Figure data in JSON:
· · ·

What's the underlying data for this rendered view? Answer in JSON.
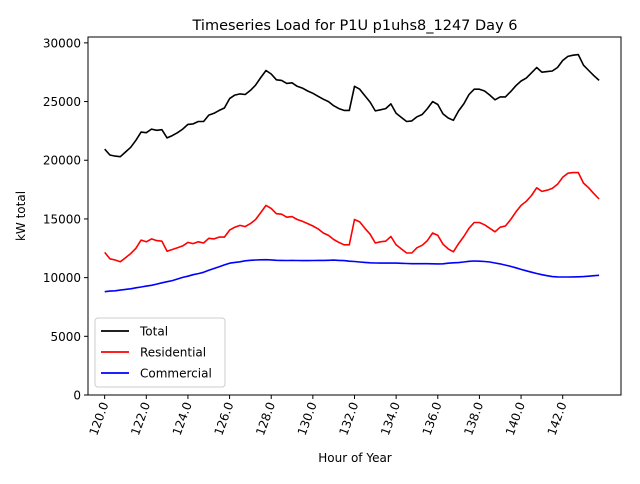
{
  "chart_data": {
    "type": "line",
    "title": "Timeseries Load for P1U p1uhs8_1247  Day 6",
    "xlabel": "Hour of Year",
    "ylabel": "kW total",
    "xlim": [
      119.2,
      144.8
    ],
    "ylim": [
      0,
      30500
    ],
    "x_ticks": [
      120,
      122,
      124,
      126,
      128,
      130,
      132,
      134,
      136,
      138,
      140,
      142
    ],
    "x_tick_labels": [
      "120.0",
      "122.0",
      "124.0",
      "126.0",
      "128.0",
      "130.0",
      "132.0",
      "134.0",
      "136.0",
      "138.0",
      "140.0",
      "142.0"
    ],
    "y_ticks": [
      0,
      5000,
      10000,
      15000,
      20000,
      25000,
      30000
    ],
    "y_tick_labels": [
      "0",
      "5000",
      "10000",
      "15000",
      "20000",
      "25000",
      "30000"
    ],
    "grid": false,
    "legend_position": "lower-left",
    "x": [
      120.0,
      120.25,
      120.5,
      120.75,
      121.0,
      121.25,
      121.5,
      121.75,
      122.0,
      122.25,
      122.5,
      122.75,
      123.0,
      123.25,
      123.5,
      123.75,
      124.0,
      124.25,
      124.5,
      124.75,
      125.0,
      125.25,
      125.5,
      125.75,
      126.0,
      126.25,
      126.5,
      126.75,
      127.0,
      127.25,
      127.5,
      127.75,
      128.0,
      128.25,
      128.5,
      128.75,
      129.0,
      129.25,
      129.5,
      129.75,
      130.0,
      130.25,
      130.5,
      130.75,
      131.0,
      131.25,
      131.5,
      131.75,
      132.0,
      132.25,
      132.5,
      132.75,
      133.0,
      133.25,
      133.5,
      133.75,
      134.0,
      134.25,
      134.5,
      134.75,
      135.0,
      135.25,
      135.5,
      135.75,
      136.0,
      136.25,
      136.5,
      136.75,
      137.0,
      137.25,
      137.5,
      137.75,
      138.0,
      138.25,
      138.5,
      138.75,
      139.0,
      139.25,
      139.5,
      139.75,
      140.0,
      140.25,
      140.5,
      140.75,
      141.0,
      141.25,
      141.5,
      141.75,
      142.0,
      142.25,
      142.5,
      142.75,
      143.0,
      143.25,
      143.5,
      143.75
    ],
    "series": [
      {
        "name": "Total",
        "color": "#000000",
        "values": [
          20950,
          20450,
          20350,
          20300,
          20700,
          21100,
          21700,
          22400,
          22350,
          22650,
          22550,
          22600,
          21900,
          22100,
          22350,
          22650,
          23050,
          23100,
          23300,
          23300,
          23850,
          24000,
          24250,
          24450,
          25250,
          25550,
          25650,
          25600,
          25950,
          26400,
          27050,
          27650,
          27350,
          26850,
          26800,
          26550,
          26600,
          26300,
          26150,
          25900,
          25700,
          25450,
          25200,
          25000,
          24650,
          24400,
          24250,
          24250,
          26300,
          26050,
          25500,
          24950,
          24200,
          24300,
          24400,
          24800,
          24000,
          23650,
          23300,
          23350,
          23700,
          23900,
          24400,
          25000,
          24750,
          23950,
          23600,
          23400,
          24200,
          24800,
          25600,
          26050,
          26050,
          25900,
          25550,
          25150,
          25400,
          25400,
          25850,
          26350,
          26750,
          27000,
          27450,
          27900,
          27500,
          27550,
          27600,
          27900,
          28500,
          28850,
          28950,
          29000,
          28100,
          27650,
          27200,
          26800
        ]
      },
      {
        "name": "Residential",
        "color": "#ff0000",
        "values": [
          12150,
          11600,
          11500,
          11350,
          11700,
          12050,
          12500,
          13200,
          13050,
          13300,
          13150,
          13100,
          12250,
          12400,
          12550,
          12700,
          13000,
          12900,
          13050,
          12950,
          13350,
          13300,
          13450,
          13450,
          14050,
          14300,
          14450,
          14350,
          14600,
          14950,
          15550,
          16150,
          15900,
          15450,
          15400,
          15150,
          15200,
          14950,
          14800,
          14600,
          14400,
          14150,
          13800,
          13600,
          13250,
          13000,
          12800,
          12800,
          14950,
          14750,
          14200,
          13700,
          12950,
          13050,
          13100,
          13500,
          12800,
          12450,
          12100,
          12100,
          12550,
          12750,
          13150,
          13800,
          13600,
          12850,
          12450,
          12200,
          12900,
          13500,
          14200,
          14700,
          14700,
          14500,
          14200,
          13900,
          14300,
          14400,
          14950,
          15600,
          16150,
          16500,
          17000,
          17650,
          17350,
          17450,
          17600,
          17950,
          18550,
          18900,
          18950,
          18950,
          18050,
          17650,
          17150,
          16700
        ]
      },
      {
        "name": "Commercial",
        "color": "#0000ff",
        "values": [
          8800,
          8850,
          8880,
          8940,
          9000,
          9050,
          9130,
          9200,
          9280,
          9350,
          9450,
          9560,
          9650,
          9750,
          9880,
          10020,
          10120,
          10250,
          10340,
          10450,
          10620,
          10780,
          10920,
          11080,
          11230,
          11300,
          11350,
          11430,
          11480,
          11500,
          11520,
          11530,
          11510,
          11480,
          11470,
          11460,
          11470,
          11460,
          11450,
          11450,
          11460,
          11470,
          11470,
          11480,
          11490,
          11470,
          11450,
          11400,
          11370,
          11330,
          11300,
          11260,
          11250,
          11240,
          11240,
          11240,
          11240,
          11220,
          11200,
          11190,
          11190,
          11190,
          11190,
          11180,
          11170,
          11180,
          11230,
          11260,
          11280,
          11330,
          11390,
          11420,
          11400,
          11370,
          11330,
          11250,
          11170,
          11070,
          10960,
          10840,
          10700,
          10580,
          10460,
          10350,
          10250,
          10160,
          10090,
          10060,
          10050,
          10050,
          10060,
          10070,
          10090,
          10120,
          10160,
          10200
        ]
      }
    ]
  }
}
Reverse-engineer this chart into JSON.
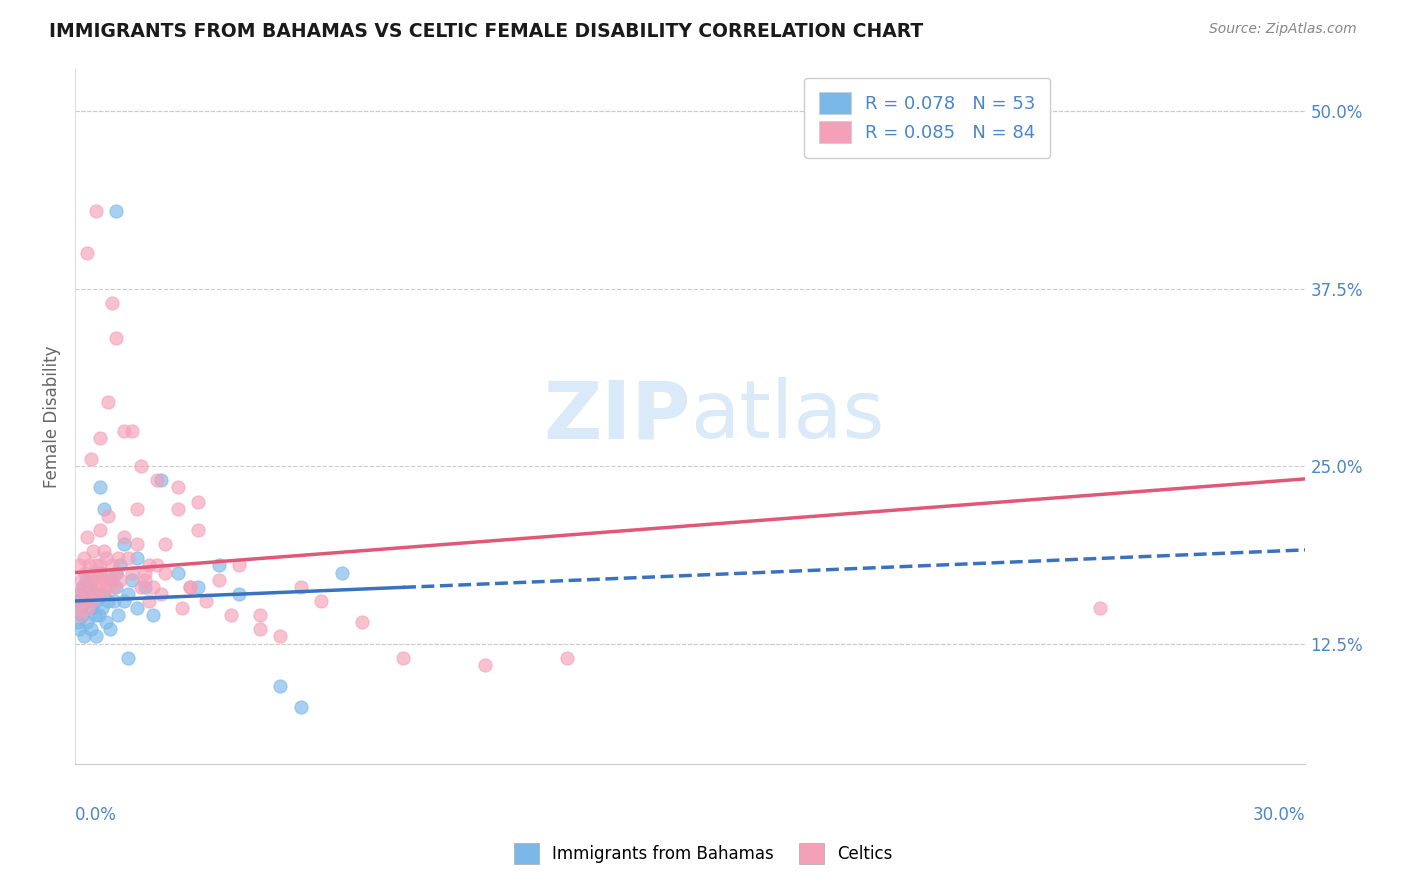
{
  "title": "IMMIGRANTS FROM BAHAMAS VS CELTIC FEMALE DISABILITY CORRELATION CHART",
  "source": "Source: ZipAtlas.com",
  "xlabel_bottom_left": "0.0%",
  "xlabel_bottom_right": "30.0%",
  "ylabel": "Female Disability",
  "yticks": [
    12.5,
    25.0,
    37.5,
    50.0
  ],
  "ytick_labels": [
    "12.5%",
    "25.0%",
    "37.5%",
    "50.0%"
  ],
  "xmin": 0.0,
  "xmax": 30.0,
  "ymin": 4.0,
  "ymax": 53.0,
  "legend1_label": "Immigrants from Bahamas",
  "legend2_label": "Celtics",
  "R1": 0.078,
  "N1": 53,
  "R2": 0.085,
  "N2": 84,
  "color_blue": "#7ab8e8",
  "color_pink": "#f4a0b8",
  "color_blue_line": "#3a72c0",
  "color_pink_line": "#e05878",
  "color_axis_label": "#4a86c8",
  "watermark_text": "ZIPatlas",
  "watermark_color": "#daeaf8",
  "blue_solid_end": 8.0,
  "blue_intercept": 15.5,
  "blue_slope": 0.12,
  "pink_intercept": 17.5,
  "pink_slope": 0.22,
  "blue_scatter_x": [
    0.05,
    0.08,
    0.1,
    0.12,
    0.15,
    0.18,
    0.2,
    0.22,
    0.25,
    0.28,
    0.3,
    0.35,
    0.38,
    0.4,
    0.42,
    0.45,
    0.48,
    0.5,
    0.52,
    0.55,
    0.58,
    0.6,
    0.65,
    0.7,
    0.75,
    0.8,
    0.85,
    0.9,
    0.95,
    1.0,
    1.05,
    1.1,
    1.2,
    1.3,
    1.4,
    1.5,
    1.7,
    1.9,
    2.1,
    2.5,
    3.0,
    3.5,
    4.0,
    5.0,
    5.5,
    6.5,
    0.6,
    0.7,
    1.0,
    1.2,
    1.5,
    1.3,
    1.0
  ],
  "blue_scatter_y": [
    15.5,
    14.0,
    13.5,
    16.0,
    15.0,
    14.5,
    16.5,
    13.0,
    15.5,
    17.0,
    14.0,
    16.5,
    15.0,
    13.5,
    17.0,
    16.0,
    14.5,
    15.5,
    13.0,
    16.0,
    14.5,
    17.5,
    15.0,
    16.0,
    14.0,
    15.5,
    13.5,
    17.0,
    15.5,
    16.5,
    14.5,
    18.0,
    15.5,
    16.0,
    17.0,
    15.0,
    16.5,
    14.5,
    24.0,
    17.5,
    16.5,
    18.0,
    16.0,
    9.5,
    8.0,
    17.5,
    23.5,
    22.0,
    17.5,
    19.5,
    18.5,
    11.5,
    43.0
  ],
  "pink_scatter_x": [
    0.05,
    0.08,
    0.1,
    0.12,
    0.15,
    0.18,
    0.2,
    0.22,
    0.25,
    0.28,
    0.3,
    0.32,
    0.35,
    0.38,
    0.4,
    0.42,
    0.45,
    0.48,
    0.5,
    0.52,
    0.55,
    0.58,
    0.6,
    0.62,
    0.65,
    0.68,
    0.7,
    0.72,
    0.75,
    0.78,
    0.8,
    0.85,
    0.9,
    0.95,
    1.0,
    1.05,
    1.1,
    1.2,
    1.3,
    1.4,
    1.5,
    1.6,
    1.7,
    1.8,
    1.9,
    2.0,
    2.2,
    2.5,
    2.8,
    3.0,
    3.5,
    4.0,
    4.5,
    5.0,
    5.5,
    6.0,
    7.0,
    8.0,
    10.0,
    12.0,
    0.4,
    0.6,
    0.8,
    1.0,
    1.2,
    1.6,
    2.0,
    2.5,
    3.0,
    1.5,
    1.8,
    2.2,
    2.8,
    3.2,
    3.8,
    4.5,
    0.3,
    0.5,
    0.9,
    1.4,
    1.7,
    2.1,
    2.6,
    25.0
  ],
  "pink_scatter_y": [
    16.0,
    15.0,
    18.0,
    14.5,
    17.0,
    16.5,
    15.5,
    18.5,
    17.5,
    16.0,
    20.0,
    15.0,
    18.0,
    17.0,
    16.5,
    15.5,
    19.0,
    17.5,
    16.0,
    18.0,
    17.0,
    16.5,
    20.5,
    18.0,
    17.5,
    16.0,
    19.0,
    17.0,
    18.5,
    16.5,
    21.5,
    17.0,
    18.0,
    16.5,
    17.5,
    18.5,
    17.0,
    20.0,
    18.5,
    17.5,
    19.5,
    16.5,
    17.0,
    15.5,
    16.5,
    18.0,
    17.5,
    22.0,
    16.5,
    20.5,
    17.0,
    18.0,
    14.5,
    13.0,
    16.5,
    15.5,
    14.0,
    11.5,
    11.0,
    11.5,
    25.5,
    27.0,
    29.5,
    34.0,
    27.5,
    25.0,
    24.0,
    23.5,
    22.5,
    22.0,
    18.0,
    19.5,
    16.5,
    15.5,
    14.5,
    13.5,
    40.0,
    43.0,
    36.5,
    27.5,
    17.5,
    16.0,
    15.0,
    15.0
  ]
}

· · ·

» **WORK INSTRUCTIONS**: Find every line containing the word "this", then give the total and nothing more.

» **WRITTEN RESPONSE**: 2